··· Data rows ···
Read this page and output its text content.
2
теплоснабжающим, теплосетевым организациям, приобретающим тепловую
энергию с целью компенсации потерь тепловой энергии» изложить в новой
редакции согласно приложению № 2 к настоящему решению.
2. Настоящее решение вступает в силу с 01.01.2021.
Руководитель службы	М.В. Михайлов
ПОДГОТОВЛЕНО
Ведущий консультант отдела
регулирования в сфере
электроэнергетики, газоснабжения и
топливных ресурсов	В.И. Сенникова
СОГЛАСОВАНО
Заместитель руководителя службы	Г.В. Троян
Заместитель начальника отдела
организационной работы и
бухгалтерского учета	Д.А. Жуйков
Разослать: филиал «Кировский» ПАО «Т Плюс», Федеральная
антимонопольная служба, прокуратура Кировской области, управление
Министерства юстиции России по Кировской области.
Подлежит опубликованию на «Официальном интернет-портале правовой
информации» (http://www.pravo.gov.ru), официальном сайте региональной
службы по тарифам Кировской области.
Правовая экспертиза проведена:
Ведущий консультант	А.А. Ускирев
···
Exercise objective: Repeat every entry exactly, please.

Solution to the problem:
Read this page and output its text content.
2
теплоснабжающим, теплосетевым организациям, приобретающим тепловую
энергию с целью компенсации потерь тепловой энергии» изложить в новой
редакции согласно приложению № 2 к настоящему решению.
2. Настоящее решение вступает в силу с 01.01.2021.
Руководитель службы	М.В. Михайлов
ПОДГОТОВЛЕНО
Ведущий консультант отдела
регулирования в сфере
электроэнергетики, газоснабжения и
топливных ресурсов	В.И. Сенникова
СОГЛАСОВАНО
Заместитель руководителя службы	Г.В. Троян
Заместитель начальника отдела
организационной работы и
бухгалтерского учета	Д.А. Жуйков
Разослать: филиал «Кировский» ПАО «Т Плюс», Федеральная
антимонопольная служба, прокуратура Кировской области, управление
Министерства юстиции России по Кировской области.
Подлежит опубликованию на «Официальном интернет-портале правовой
информации» (http://www.pravo.gov.ru), официальном сайте региональной
службы по тарифам Кировской области.
Правовая экспертиза проведена:
Ведущий консультант	А.А. Ускирев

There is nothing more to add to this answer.